- _What the task requires_
Copy each line of the data below exactly, leaving out pictures.

┄┄┄┄┄┄

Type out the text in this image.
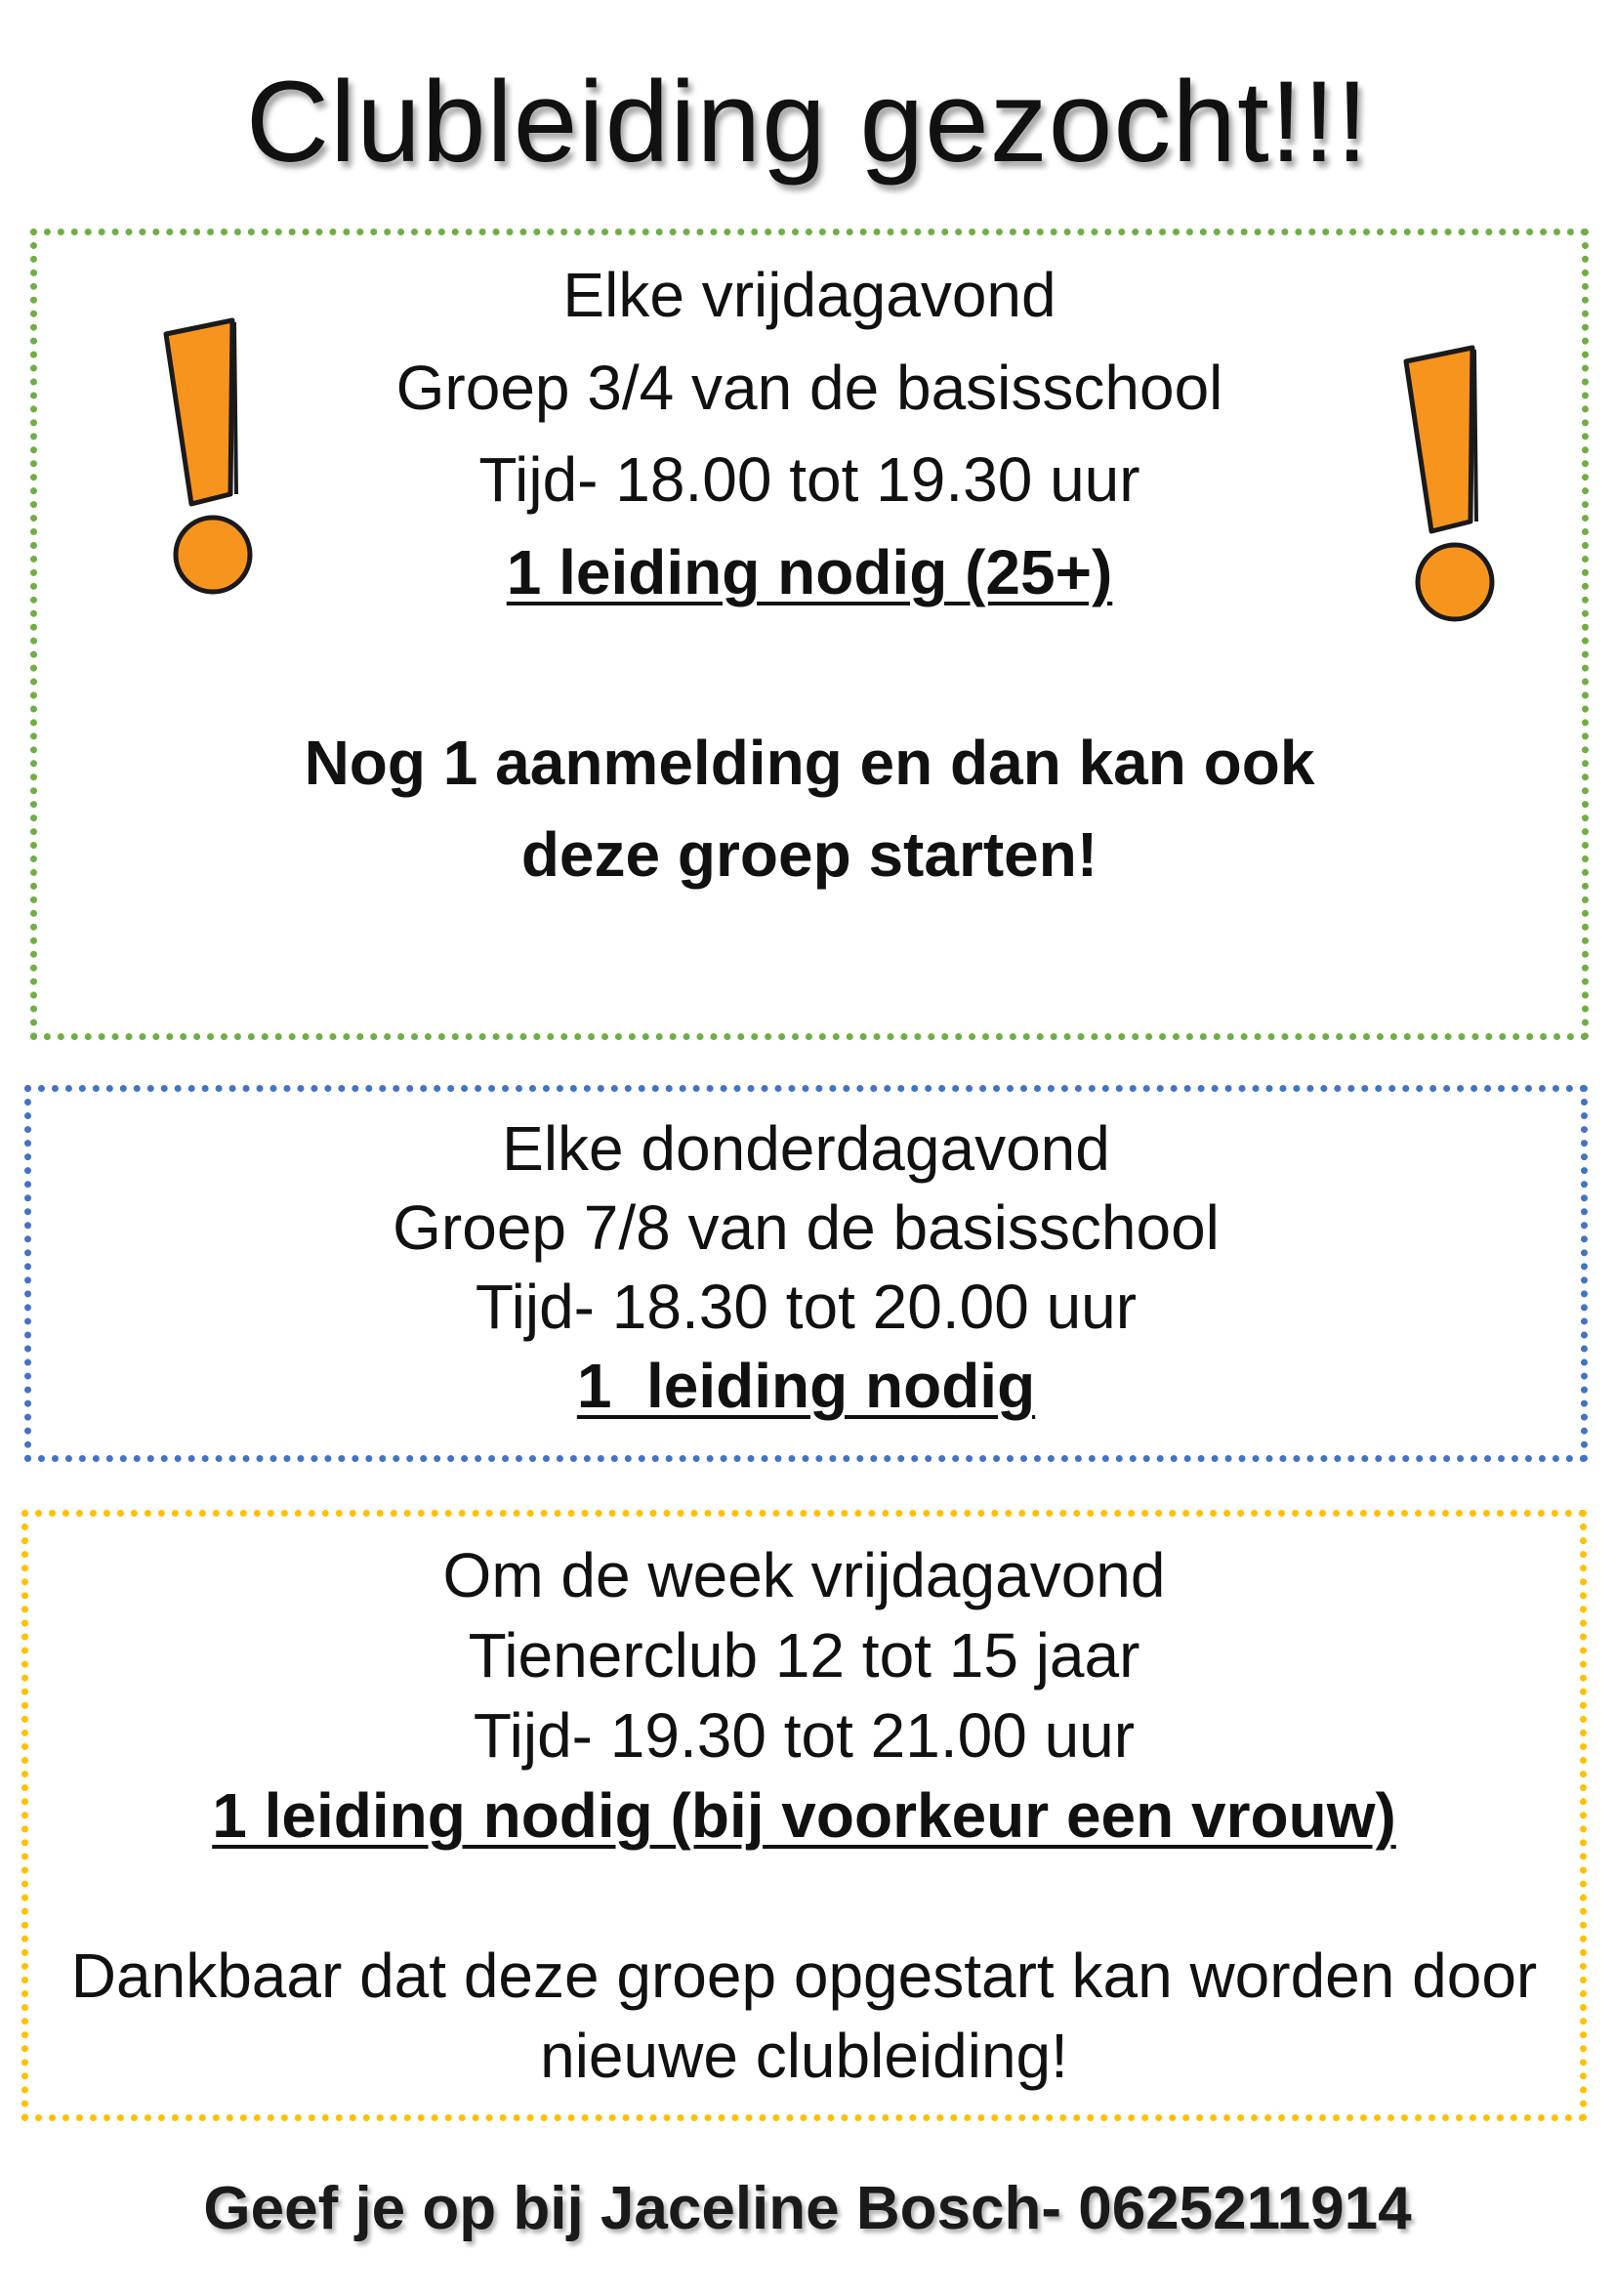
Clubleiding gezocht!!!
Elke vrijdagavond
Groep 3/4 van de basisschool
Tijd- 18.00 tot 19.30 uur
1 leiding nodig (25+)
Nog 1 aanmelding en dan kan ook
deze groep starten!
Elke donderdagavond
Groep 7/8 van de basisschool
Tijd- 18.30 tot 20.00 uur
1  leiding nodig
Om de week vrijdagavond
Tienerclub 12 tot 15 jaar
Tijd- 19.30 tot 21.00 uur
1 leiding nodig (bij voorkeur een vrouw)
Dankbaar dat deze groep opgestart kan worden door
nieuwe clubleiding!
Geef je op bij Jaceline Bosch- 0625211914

┄┄┄┄┄┄

- _The solution_
Type out the text in this image.
Clubleiding gezocht!!!
Elke vrijdagavond
Groep 3/4 van de basisschool
Tijd- 18.00 tot 19.30 uur
1 leiding nodig (25+)
Nog 1 aanmelding en dan kan ook
deze groep starten!
Elke donderdagavond
Groep 7/8 van de basisschool
Tijd- 18.30 tot 20.00 uur
1  leiding nodig
Om de week vrijdagavond
Tienerclub 12 tot 15 jaar
Tijd- 19.30 tot 21.00 uur
1 leiding nodig (bij voorkeur een vrouw)
Dankbaar dat deze groep opgestart kan worden door
nieuwe clubleiding!
Geef je op bij Jaceline Bosch- 0625211914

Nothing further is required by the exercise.